Dataset rows:
====
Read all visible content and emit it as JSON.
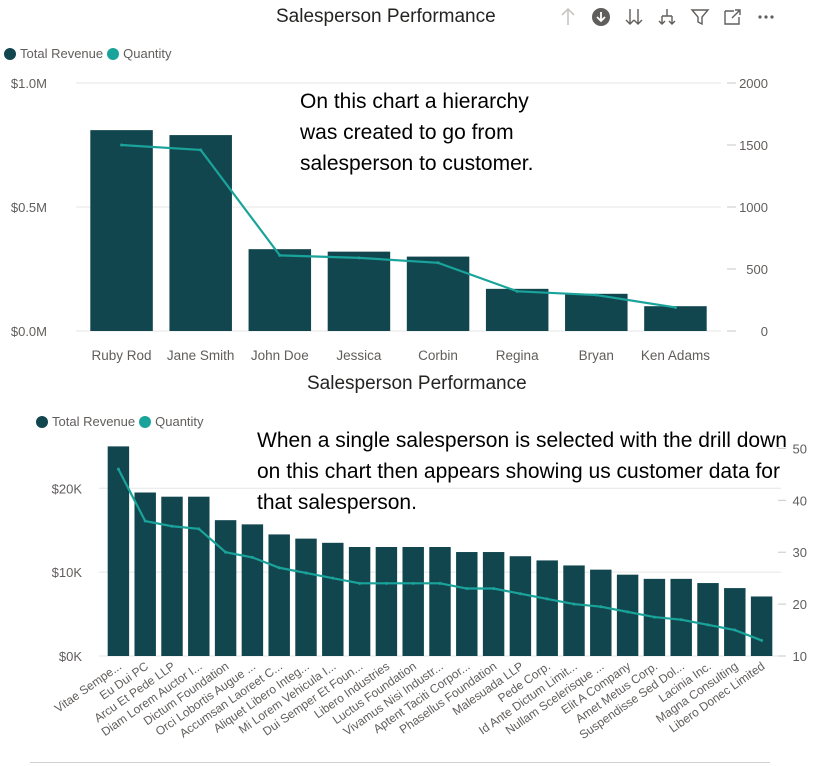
{
  "top": {
    "title": "Salesperson Performance",
    "legend": [
      {
        "label": "Total Revenue",
        "color": "#12464F"
      },
      {
        "label": "Quantity",
        "color": "#1AA39A"
      }
    ],
    "note": "On this chart a hierarchy was created to go from salesperson to customer.",
    "toolbar_icons": [
      "drill-up-icon",
      "drill-down-on-icon",
      "expand-all-icon",
      "expand-next-level-icon",
      "filter-icon",
      "focus-mode-icon",
      "more-options-icon"
    ]
  },
  "bottom": {
    "title": "Salesperson Performance",
    "legend": [
      {
        "label": "Total Revenue",
        "color": "#12464F"
      },
      {
        "label": "Quantity",
        "color": "#1AA39A"
      }
    ],
    "note": "When a single salesperson is selected with the drill down on this chart then appears showing us customer data for that salesperson."
  },
  "chart_data": [
    {
      "type": "bar",
      "title": "Salesperson Performance",
      "categories": [
        "Ruby Rod",
        "Jane Smith",
        "John Doe",
        "Jessica",
        "Corbin",
        "Regina",
        "Bryan",
        "Ken Adams"
      ],
      "series": [
        {
          "name": "Total Revenue",
          "axis": "left",
          "type": "bar",
          "color": "#12464F",
          "values": [
            0.81,
            0.79,
            0.33,
            0.32,
            0.3,
            0.17,
            0.15,
            0.1
          ]
        },
        {
          "name": "Quantity",
          "axis": "right",
          "type": "line",
          "color": "#1AA39A",
          "values": [
            1500,
            1460,
            610,
            590,
            550,
            320,
            290,
            190
          ]
        }
      ],
      "y_left": {
        "ticks": [
          "$0.0M",
          "$0.5M",
          "$1.0M"
        ],
        "tick_values": [
          0,
          0.5,
          1.0
        ],
        "ylim": [
          0,
          1.0
        ]
      },
      "y_right": {
        "ticks": [
          "0",
          "500",
          "1000",
          "1500",
          "2000"
        ],
        "tick_values": [
          0,
          500,
          1000,
          1500,
          2000
        ],
        "ylim": [
          0,
          2000
        ]
      },
      "legend_position": "top-left",
      "grid": true
    },
    {
      "type": "bar",
      "title": "Salesperson Performance",
      "categories": [
        "Vitae Sempe...",
        "Eu Dui PC",
        "Arcu Et Pede LLP",
        "Diam Lorem Auctor I...",
        "Dictum Foundation",
        "Orci Lobortis Augue ...",
        "Accumsan Laoreet C...",
        "Aliquet Libero Integ...",
        "Mi Lorem Vehicula I...",
        "Dui Semper Et Foun...",
        "Libero Industries",
        "Luctus Foundation",
        "Vivamus Nisi Industr...",
        "Aptent Taciti Corpor...",
        "Phasellus Foundation",
        "Malesuada LLP",
        "Pede Corp.",
        "Id Ante Dictum Limit...",
        "Nullam Scelerisque ...",
        "Elit A Company",
        "Amet Metus Corp.",
        "Suspendisse Sed Dol...",
        "Lacinia Inc.",
        "Magna Consulting",
        "Libero Donec Limited"
      ],
      "series": [
        {
          "name": "Total Revenue",
          "axis": "left",
          "type": "bar",
          "color": "#12464F",
          "values": [
            25000,
            19500,
            19000,
            19000,
            16200,
            15700,
            14500,
            14000,
            13500,
            13000,
            13000,
            13000,
            13000,
            12400,
            12400,
            11900,
            11400,
            10800,
            10300,
            9700,
            9200,
            9200,
            8700,
            8100,
            7100
          ]
        },
        {
          "name": "Quantity",
          "axis": "right",
          "type": "line",
          "color": "#1AA39A",
          "values": [
            46,
            36,
            35,
            34.5,
            30,
            29,
            27,
            26,
            25,
            24,
            24,
            24,
            24,
            23,
            23,
            22,
            21,
            20,
            19.5,
            18.5,
            17.5,
            17,
            16,
            15,
            13
          ]
        }
      ],
      "y_left": {
        "ticks": [
          "$0K",
          "$10K",
          "$20K"
        ],
        "tick_values": [
          0,
          10000,
          20000
        ],
        "ylim": [
          0,
          26000
        ]
      },
      "y_right": {
        "ticks": [
          "10",
          "20",
          "30",
          "40",
          "50"
        ],
        "tick_values": [
          10,
          20,
          30,
          40,
          50
        ],
        "ylim": [
          10,
          52
        ]
      },
      "legend_position": "top-left",
      "grid": true
    }
  ]
}
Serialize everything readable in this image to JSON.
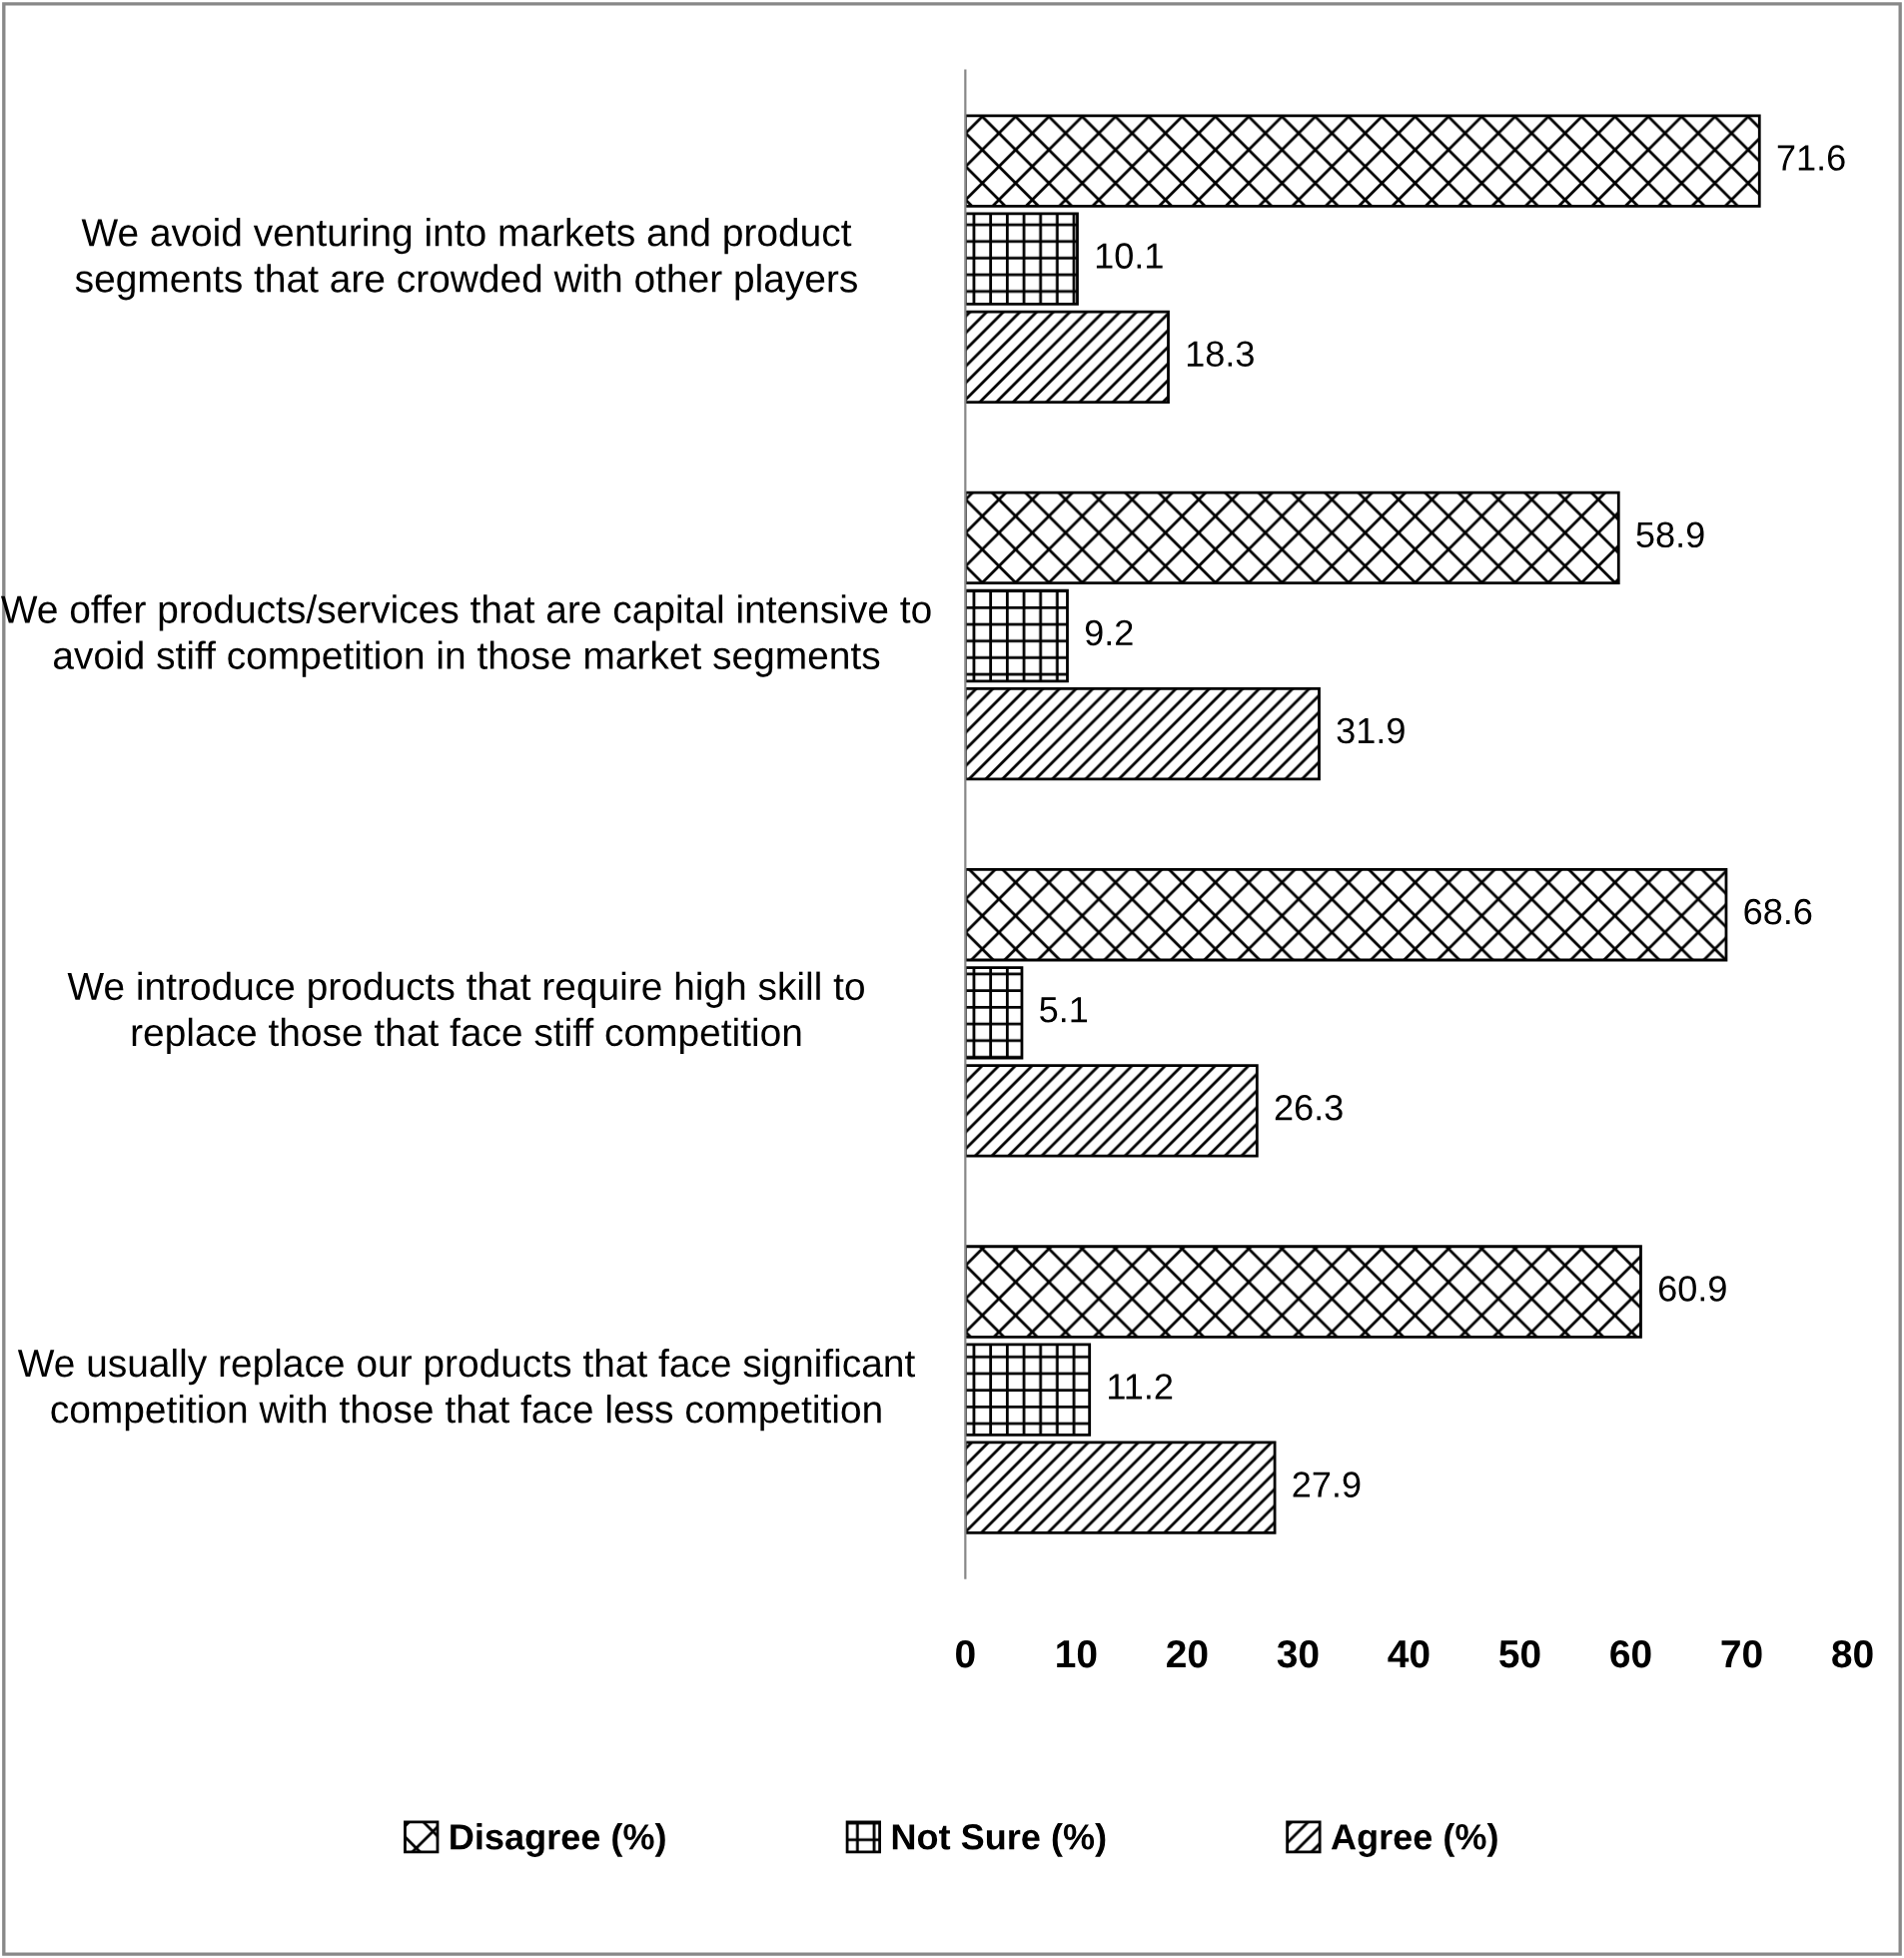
{
  "chart_data": {
    "type": "bar",
    "orientation": "horizontal",
    "categories": [
      "We avoid venturing into markets and product segments that are crowded with other players",
      "We offer products/services that are capital intensive to avoid stiff competition in those market segments",
      "We introduce products that require high skill to replace those that face stiff competition",
      "We usually replace our products that face significant competition with those that face less competition"
    ],
    "series": [
      {
        "name": "Disagree (%)",
        "color": "#000000",
        "values": [
          71.6,
          58.9,
          68.6,
          60.9
        ]
      },
      {
        "name": "Not Sure (%)",
        "color": "#000000",
        "values": [
          10.1,
          9.2,
          5.1,
          11.2
        ]
      },
      {
        "name": "Agree (%)",
        "color": "#000000",
        "values": [
          18.3,
          31.9,
          26.3,
          27.9
        ]
      }
    ],
    "xlim": [
      0,
      80
    ],
    "xticks": [
      0,
      10,
      20,
      30,
      40,
      50,
      60,
      70,
      80
    ],
    "data_labels": true,
    "grid": false,
    "legend": "bottom"
  }
}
====
▶ What you have to do
Write out every entry again word for word, without any of the pictures.

▶ Task output
Read all visible content and emit it as JSON.
{
  "top": {
    "title": "Salesperson Performance",
    "legend": [
      {
        "label": "Total Revenue",
        "color": "#12464F"
      },
      {
        "label": "Quantity",
        "color": "#1AA39A"
      }
    ],
    "note": "On this chart a hierarchy was created to go from salesperson to customer.",
    "toolbar_icons": [
      "drill-up-icon",
      "drill-down-on-icon",
      "expand-all-icon",
      "expand-next-level-icon",
      "filter-icon",
      "focus-mode-icon",
      "more-options-icon"
    ]
  },
  "bottom": {
    "title": "Salesperson Performance",
    "legend": [
      {
        "label": "Total Revenue",
        "color": "#12464F"
      },
      {
        "label": "Quantity",
        "color": "#1AA39A"
      }
    ],
    "note": "When a single salesperson is selected with the drill down on this chart then appears showing us customer data for that salesperson."
  },
  "chart_data": [
    {
      "type": "bar",
      "title": "Salesperson Performance",
      "categories": [
        "Ruby Rod",
        "Jane Smith",
        "John Doe",
        "Jessica",
        "Corbin",
        "Regina",
        "Bryan",
        "Ken Adams"
      ],
      "series": [
        {
          "name": "Total Revenue",
          "axis": "left",
          "type": "bar",
          "color": "#12464F",
          "values": [
            0.81,
            0.79,
            0.33,
            0.32,
            0.3,
            0.17,
            0.15,
            0.1
          ]
        },
        {
          "name": "Quantity",
          "axis": "right",
          "type": "line",
          "color": "#1AA39A",
          "values": [
            1500,
            1460,
            610,
            590,
            550,
            320,
            290,
            190
          ]
        }
      ],
      "y_left": {
        "ticks": [
          "$0.0M",
          "$0.5M",
          "$1.0M"
        ],
        "tick_values": [
          0,
          0.5,
          1.0
        ],
        "ylim": [
          0,
          1.0
        ]
      },
      "y_right": {
        "ticks": [
          "0",
          "500",
          "1000",
          "1500",
          "2000"
        ],
        "tick_values": [
          0,
          500,
          1000,
          1500,
          2000
        ],
        "ylim": [
          0,
          2000
        ]
      },
      "legend_position": "top-left",
      "grid": true
    },
    {
      "type": "bar",
      "title": "Salesperson Performance",
      "categories": [
        "Vitae Sempe...",
        "Eu Dui PC",
        "Arcu Et Pede LLP",
        "Diam Lorem Auctor I...",
        "Dictum Foundation",
        "Orci Lobortis Augue ...",
        "Accumsan Laoreet C...",
        "Aliquet Libero Integ...",
        "Mi Lorem Vehicula I...",
        "Dui Semper Et Foun...",
        "Libero Industries",
        "Luctus Foundation",
        "Vivamus Nisi Industr...",
        "Aptent Taciti Corpor...",
        "Phasellus Foundation",
        "Malesuada LLP",
        "Pede Corp.",
        "Id Ante Dictum Limit...",
        "Nullam Scelerisque ...",
        "Elit A Company",
        "Amet Metus Corp.",
        "Suspendisse Sed Dol...",
        "Lacinia Inc.",
        "Magna Consulting",
        "Libero Donec Limited"
      ],
      "series": [
        {
          "name": "Total Revenue",
          "axis": "left",
          "type": "bar",
          "color": "#12464F",
          "values": [
            25000,
            19500,
            19000,
            19000,
            16200,
            15700,
            14500,
            14000,
            13500,
            13000,
            13000,
            13000,
            13000,
            12400,
            12400,
            11900,
            11400,
            10800,
            10300,
            9700,
            9200,
            9200,
            8700,
            8100,
            7100
          ]
        },
        {
          "name": "Quantity",
          "axis": "right",
          "type": "line",
          "color": "#1AA39A",
          "values": [
            46,
            36,
            35,
            34.5,
            30,
            29,
            27,
            26,
            25,
            24,
            24,
            24,
            24,
            23,
            23,
            22,
            21,
            20,
            19.5,
            18.5,
            17.5,
            17,
            16,
            15,
            13
          ]
        }
      ],
      "y_left": {
        "ticks": [
          "$0K",
          "$10K",
          "$20K"
        ],
        "tick_values": [
          0,
          10000,
          20000
        ],
        "ylim": [
          0,
          26000
        ]
      },
      "y_right": {
        "ticks": [
          "10",
          "20",
          "30",
          "40",
          "50"
        ],
        "tick_values": [
          10,
          20,
          30,
          40,
          50
        ],
        "ylim": [
          10,
          52
        ]
      },
      "legend_position": "top-left",
      "grid": true
    }
  ]
}
Serialize everything readable in this image to JSON.
{
  "chart_data": {
    "type": "bar",
    "orientation": "horizontal",
    "categories": [
      "We avoid venturing into markets and product segments that are crowded with other players",
      "We offer products/services that are capital intensive to avoid stiff competition in those market segments",
      "We introduce products that require high skill to replace those that face stiff competition",
      "We usually replace our products that face significant competition with those that face less competition"
    ],
    "series": [
      {
        "name": "Disagree (%)",
        "color": "#000000",
        "values": [
          71.6,
          58.9,
          68.6,
          60.9
        ]
      },
      {
        "name": "Not Sure (%)",
        "color": "#000000",
        "values": [
          10.1,
          9.2,
          5.1,
          11.2
        ]
      },
      {
        "name": "Agree (%)",
        "color": "#000000",
        "values": [
          18.3,
          31.9,
          26.3,
          27.9
        ]
      }
    ],
    "xlim": [
      0,
      80
    ],
    "xticks": [
      0,
      10,
      20,
      30,
      40,
      50,
      60,
      70,
      80
    ],
    "data_labels": true,
    "grid": false,
    "legend": "bottom"
  }
}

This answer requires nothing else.